WRITTEN PROBLEM: Copy out all lines in the data below containing the string "Lorraine".

INPUT MATERIAL:
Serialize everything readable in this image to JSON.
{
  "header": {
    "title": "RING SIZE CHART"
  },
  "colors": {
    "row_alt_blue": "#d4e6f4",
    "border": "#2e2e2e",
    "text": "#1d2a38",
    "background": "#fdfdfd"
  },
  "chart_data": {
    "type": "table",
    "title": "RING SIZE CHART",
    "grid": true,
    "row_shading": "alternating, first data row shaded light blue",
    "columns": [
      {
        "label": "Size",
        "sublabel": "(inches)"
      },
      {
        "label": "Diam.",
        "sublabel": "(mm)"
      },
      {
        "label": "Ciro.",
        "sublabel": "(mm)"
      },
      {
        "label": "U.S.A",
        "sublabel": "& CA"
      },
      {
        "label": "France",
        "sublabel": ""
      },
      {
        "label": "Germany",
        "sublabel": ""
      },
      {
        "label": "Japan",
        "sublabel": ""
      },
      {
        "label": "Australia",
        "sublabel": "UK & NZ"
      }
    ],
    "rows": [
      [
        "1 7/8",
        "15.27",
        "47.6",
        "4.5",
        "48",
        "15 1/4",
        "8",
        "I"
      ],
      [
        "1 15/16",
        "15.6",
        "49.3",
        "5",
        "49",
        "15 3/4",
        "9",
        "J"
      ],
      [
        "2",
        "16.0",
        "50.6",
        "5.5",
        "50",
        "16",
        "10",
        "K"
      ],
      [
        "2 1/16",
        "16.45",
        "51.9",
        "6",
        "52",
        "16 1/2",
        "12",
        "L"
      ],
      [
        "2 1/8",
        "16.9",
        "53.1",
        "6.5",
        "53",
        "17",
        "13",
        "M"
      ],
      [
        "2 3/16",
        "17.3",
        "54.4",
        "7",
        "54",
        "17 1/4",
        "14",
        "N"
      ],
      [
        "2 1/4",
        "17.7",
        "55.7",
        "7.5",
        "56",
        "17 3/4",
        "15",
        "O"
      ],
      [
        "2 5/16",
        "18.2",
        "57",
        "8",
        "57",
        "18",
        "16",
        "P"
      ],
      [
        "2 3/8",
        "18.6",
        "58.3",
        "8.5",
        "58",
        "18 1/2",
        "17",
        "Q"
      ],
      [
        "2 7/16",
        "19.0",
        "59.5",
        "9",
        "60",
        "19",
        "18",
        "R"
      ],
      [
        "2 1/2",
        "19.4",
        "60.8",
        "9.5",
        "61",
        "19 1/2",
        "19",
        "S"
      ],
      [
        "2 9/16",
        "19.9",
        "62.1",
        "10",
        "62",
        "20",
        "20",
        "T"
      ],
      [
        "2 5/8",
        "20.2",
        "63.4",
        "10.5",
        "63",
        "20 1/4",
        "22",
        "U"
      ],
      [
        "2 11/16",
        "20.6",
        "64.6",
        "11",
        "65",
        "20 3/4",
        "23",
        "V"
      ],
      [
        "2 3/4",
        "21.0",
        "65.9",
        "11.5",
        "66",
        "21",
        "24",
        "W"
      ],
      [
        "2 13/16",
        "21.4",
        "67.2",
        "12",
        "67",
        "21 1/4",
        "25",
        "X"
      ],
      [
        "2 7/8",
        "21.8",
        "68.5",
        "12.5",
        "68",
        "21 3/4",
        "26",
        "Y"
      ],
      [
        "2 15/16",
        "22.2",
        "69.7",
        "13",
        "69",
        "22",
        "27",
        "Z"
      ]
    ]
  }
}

--

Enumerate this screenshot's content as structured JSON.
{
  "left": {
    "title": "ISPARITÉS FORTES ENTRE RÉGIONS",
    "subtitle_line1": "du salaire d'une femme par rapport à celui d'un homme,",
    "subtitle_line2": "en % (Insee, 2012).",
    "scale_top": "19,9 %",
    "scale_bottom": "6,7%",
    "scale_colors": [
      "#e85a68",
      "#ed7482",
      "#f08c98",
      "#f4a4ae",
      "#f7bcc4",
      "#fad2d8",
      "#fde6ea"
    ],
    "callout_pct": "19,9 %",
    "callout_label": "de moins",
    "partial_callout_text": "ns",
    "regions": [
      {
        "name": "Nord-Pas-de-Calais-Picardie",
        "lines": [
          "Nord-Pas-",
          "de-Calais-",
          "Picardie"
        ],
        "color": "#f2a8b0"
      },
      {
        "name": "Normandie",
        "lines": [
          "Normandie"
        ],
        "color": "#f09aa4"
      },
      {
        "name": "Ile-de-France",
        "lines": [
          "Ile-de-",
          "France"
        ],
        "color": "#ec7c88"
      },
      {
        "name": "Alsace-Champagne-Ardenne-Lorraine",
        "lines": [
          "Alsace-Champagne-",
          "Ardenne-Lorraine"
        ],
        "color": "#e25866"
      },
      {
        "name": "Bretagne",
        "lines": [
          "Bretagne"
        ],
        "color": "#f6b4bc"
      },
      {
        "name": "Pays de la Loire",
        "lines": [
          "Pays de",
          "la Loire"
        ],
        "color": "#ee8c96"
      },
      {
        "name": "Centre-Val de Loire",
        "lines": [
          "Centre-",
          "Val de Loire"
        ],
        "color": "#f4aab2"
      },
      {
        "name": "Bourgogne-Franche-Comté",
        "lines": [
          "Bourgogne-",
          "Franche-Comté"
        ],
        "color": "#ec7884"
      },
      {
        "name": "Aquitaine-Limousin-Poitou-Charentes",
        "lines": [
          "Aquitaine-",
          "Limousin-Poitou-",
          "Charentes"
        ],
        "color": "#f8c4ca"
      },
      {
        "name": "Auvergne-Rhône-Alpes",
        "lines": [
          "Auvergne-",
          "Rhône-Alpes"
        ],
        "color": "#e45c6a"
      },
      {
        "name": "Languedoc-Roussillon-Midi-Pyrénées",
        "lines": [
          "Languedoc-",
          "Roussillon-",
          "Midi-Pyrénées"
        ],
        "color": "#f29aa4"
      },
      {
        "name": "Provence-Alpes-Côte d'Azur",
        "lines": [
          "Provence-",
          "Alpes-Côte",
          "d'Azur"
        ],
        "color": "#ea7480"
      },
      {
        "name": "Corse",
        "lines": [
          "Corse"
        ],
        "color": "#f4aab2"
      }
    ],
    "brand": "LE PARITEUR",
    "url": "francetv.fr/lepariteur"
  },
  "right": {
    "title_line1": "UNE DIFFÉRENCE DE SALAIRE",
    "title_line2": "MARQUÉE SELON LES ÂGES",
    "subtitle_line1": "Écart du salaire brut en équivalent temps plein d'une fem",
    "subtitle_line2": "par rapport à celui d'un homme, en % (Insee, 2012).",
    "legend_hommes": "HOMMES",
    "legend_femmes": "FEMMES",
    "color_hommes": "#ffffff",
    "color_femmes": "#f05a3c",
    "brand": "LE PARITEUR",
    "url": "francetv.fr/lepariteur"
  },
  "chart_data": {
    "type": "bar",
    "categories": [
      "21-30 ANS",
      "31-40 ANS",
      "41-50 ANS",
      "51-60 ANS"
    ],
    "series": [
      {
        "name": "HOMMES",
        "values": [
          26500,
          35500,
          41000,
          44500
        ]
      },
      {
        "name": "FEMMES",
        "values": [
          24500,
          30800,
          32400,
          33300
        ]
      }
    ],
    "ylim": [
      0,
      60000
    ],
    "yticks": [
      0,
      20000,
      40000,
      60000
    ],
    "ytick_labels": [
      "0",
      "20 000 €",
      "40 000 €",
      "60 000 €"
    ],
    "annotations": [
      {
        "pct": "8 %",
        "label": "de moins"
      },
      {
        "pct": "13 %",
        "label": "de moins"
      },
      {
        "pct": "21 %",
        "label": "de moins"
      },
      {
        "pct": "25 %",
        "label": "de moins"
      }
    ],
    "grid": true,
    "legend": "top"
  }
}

...

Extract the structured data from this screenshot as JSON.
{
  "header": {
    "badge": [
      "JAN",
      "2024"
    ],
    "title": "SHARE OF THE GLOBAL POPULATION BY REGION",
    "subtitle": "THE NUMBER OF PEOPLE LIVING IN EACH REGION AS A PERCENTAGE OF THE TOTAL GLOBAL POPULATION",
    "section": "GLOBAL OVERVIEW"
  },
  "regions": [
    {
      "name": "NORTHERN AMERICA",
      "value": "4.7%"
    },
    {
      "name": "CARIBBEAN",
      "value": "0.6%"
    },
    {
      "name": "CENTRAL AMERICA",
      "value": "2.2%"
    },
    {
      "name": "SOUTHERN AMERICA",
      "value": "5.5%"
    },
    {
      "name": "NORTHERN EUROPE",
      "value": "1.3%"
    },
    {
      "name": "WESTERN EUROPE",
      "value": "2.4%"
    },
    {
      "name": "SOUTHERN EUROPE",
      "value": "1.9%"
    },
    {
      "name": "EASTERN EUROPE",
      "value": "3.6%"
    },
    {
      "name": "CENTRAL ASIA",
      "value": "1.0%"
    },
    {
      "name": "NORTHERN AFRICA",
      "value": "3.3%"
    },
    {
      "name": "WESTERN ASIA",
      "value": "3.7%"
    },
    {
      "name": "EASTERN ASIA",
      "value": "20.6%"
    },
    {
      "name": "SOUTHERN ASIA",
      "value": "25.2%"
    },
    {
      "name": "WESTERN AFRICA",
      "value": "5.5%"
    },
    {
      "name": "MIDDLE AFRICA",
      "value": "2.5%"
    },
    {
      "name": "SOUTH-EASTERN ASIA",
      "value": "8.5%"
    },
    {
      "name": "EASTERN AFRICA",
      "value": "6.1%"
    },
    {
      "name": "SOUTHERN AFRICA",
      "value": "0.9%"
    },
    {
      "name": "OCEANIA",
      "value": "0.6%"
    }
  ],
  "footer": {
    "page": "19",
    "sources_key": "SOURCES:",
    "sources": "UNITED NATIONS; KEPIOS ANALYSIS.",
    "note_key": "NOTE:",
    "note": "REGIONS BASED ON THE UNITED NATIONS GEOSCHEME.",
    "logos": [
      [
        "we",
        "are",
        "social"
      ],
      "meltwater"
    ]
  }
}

OUTPUT BELOW:
        "name": "Alsace-Champagne-Ardenne-Lorraine",
          "Ardenne-Lorraine"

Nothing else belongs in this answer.